**Source records**:

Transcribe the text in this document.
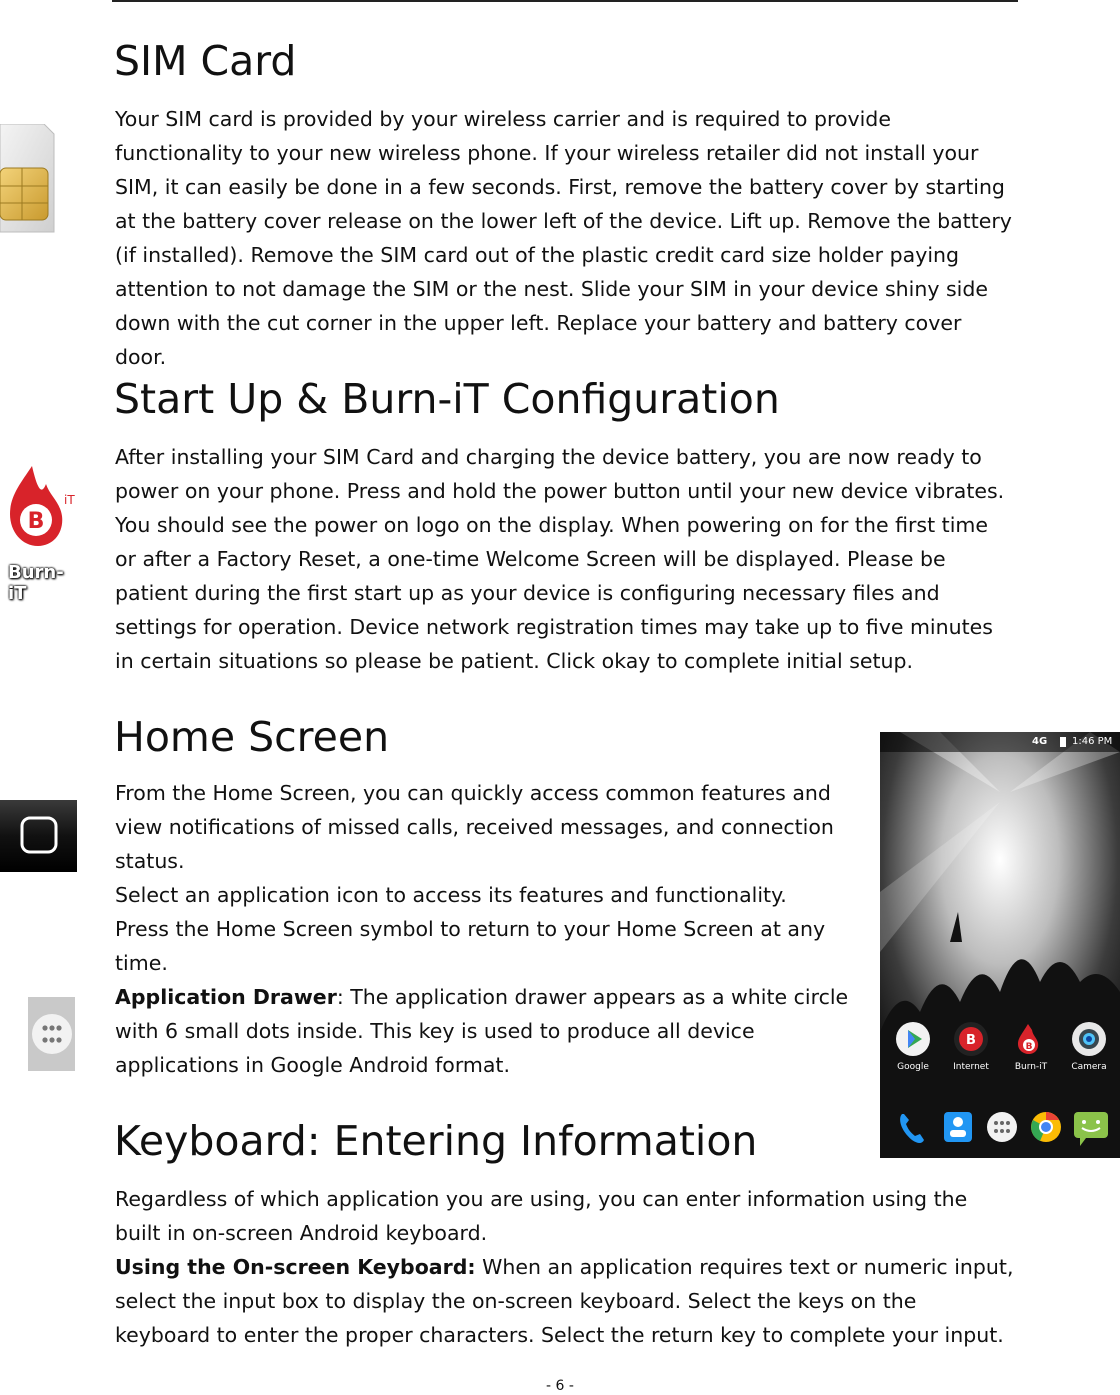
SIM Card

Your SIM card is provided by your wireless carrier and is required to provide functionality to your new wireless phone. If your wireless retailer did not install your SIM, it can easily be done in a few seconds. First, remove the battery cover by starting at the battery cover release on the lower left of the device. Lift up. Remove the battery (if installed). Remove the SIM card out of the plastic credit card size holder paying attention to not damage the SIM or the nest. Slide your SIM in your device shiny side down with the cut corner in the upper left. Replace your battery and battery cover door.

B
iT
Burn-iT
Start Up & Burn-iT Configuration

After installing your SIM Card and charging the device battery, you are now ready to power on your phone. Press and hold the power button until your new device vibrates. You should see the power on logo on the display. When powering on for the first time or after a Factory Reset, a one-time Welcome Screen will be displayed. Please be patient during the first start up as your device is configuring necessary files and settings for operation. Device network registration times may take up to five minutes in certain situations so please be patient. Click okay to complete initial setup.

Home Screen

From the Home Screen, you can quickly access common features and view notifications of missed calls, received messages, and connection status.

Select an application icon to access its features and functionality. Press the Home Screen symbol to return to your Home Screen at any time.

Application Drawer: The application drawer appears as a white circle with 6 small dots inside. This key is used to produce all device applications in Google Android format.

4G 1:46 PM
Google
B
Internet
B
Burn-iT	Camera
Keyboard: Entering Information

Regardless of which application you are using, you can enter information using the built in on-screen Android keyboard.

Using the On-screen Keyboard: When an application requires text or numeric input, select the input box to display the on-screen keyboard. Select the keys on the keyboard to enter the proper characters. Select the return key to complete your input.

- 6 -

**What you have to do**:
Set down every entry word for word, but omit the pictures.

**Solution**:
Transcribe the text in this document.
SIM Card

Your SIM card is provided by your wireless carrier and is required to provide functionality to your new wireless phone. If your wireless retailer did not install your SIM, it can easily be done in a few seconds. First, remove the battery cover by starting at the battery cover release on the lower left of the device. Lift up. Remove the battery (if installed). Remove the SIM card out of the plastic credit card size holder paying attention to not damage the SIM or the nest. Slide your SIM in your device shiny side down with the cut corner in the upper left. Replace your battery and battery cover door.

B
iT
Burn-iT
Start Up & Burn-iT Configuration

After installing your SIM Card and charging the device battery, you are now ready to power on your phone. Press and hold the power button until your new device vibrates. You should see the power on logo on the display. When powering on for the first time or after a Factory Reset, a one-time Welcome Screen will be displayed. Please be patient during the first start up as your device is configuring necessary files and settings for operation. Device network registration times may take up to five minutes in certain situations so please be patient. Click okay to complete initial setup.

Home Screen

From the Home Screen, you can quickly access common features and view notifications of missed calls, received messages, and connection status.

Select an application icon to access its features and functionality. Press the Home Screen symbol to return to your Home Screen at any time.

Application Drawer: The application drawer appears as a white circle with 6 small dots inside. This key is used to produce all device applications in Google Android format.

4G 1:46 PM
Google
B
Internet
B
Burn-iT	Camera
Keyboard: Entering Information

Regardless of which application you are using, you can enter information using the built in on-screen Android keyboard.

Using the On-screen Keyboard: When an application requires text or numeric input, select the input box to display the on-screen keyboard. Select the keys on the keyboard to enter the proper characters. Select the return key to complete your input.

- 6 -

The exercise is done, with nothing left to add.